*Task directions:*
Write every record out again exactly, and keep images out of it.
══ Data shown ══
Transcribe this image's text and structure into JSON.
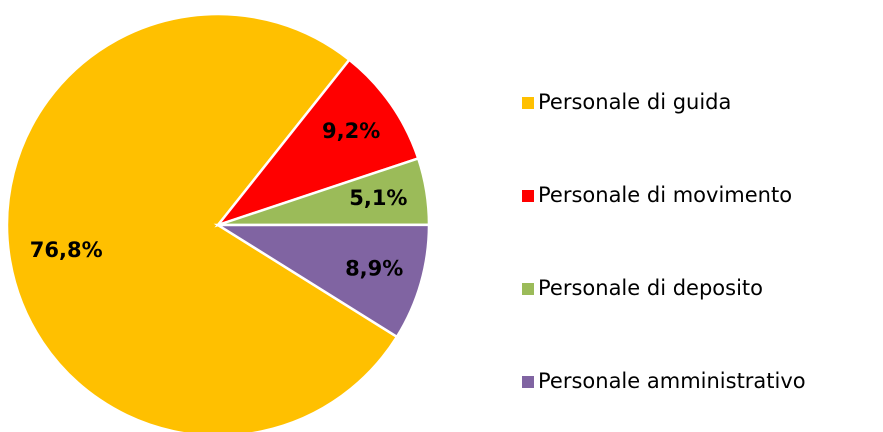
{
  "chart_data": {
    "type": "pie",
    "categories": [
      "Personale di guida",
      "Personale di movimento",
      "Personale di deposito",
      "Personale amministrativo"
    ],
    "values": [
      76.8,
      9.2,
      5.1,
      8.9
    ],
    "value_labels": [
      "76,8%",
      "9,2%",
      "5,1%",
      "8,9%"
    ],
    "colors": [
      "#ffc000",
      "#ff0000",
      "#9bbb59",
      "#8064a2"
    ],
    "legend": "right"
  }
}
═══
*The completed task:*
Transcribe this image's text and structure into JSON.
{
  "chart_data": {
    "type": "pie",
    "categories": [
      "Personale di guida",
      "Personale di movimento",
      "Personale di deposito",
      "Personale amministrativo"
    ],
    "values": [
      76.8,
      9.2,
      5.1,
      8.9
    ],
    "value_labels": [
      "76,8%",
      "9,2%",
      "5,1%",
      "8,9%"
    ],
    "colors": [
      "#ffc000",
      "#ff0000",
      "#9bbb59",
      "#8064a2"
    ],
    "legend": "right"
  }
}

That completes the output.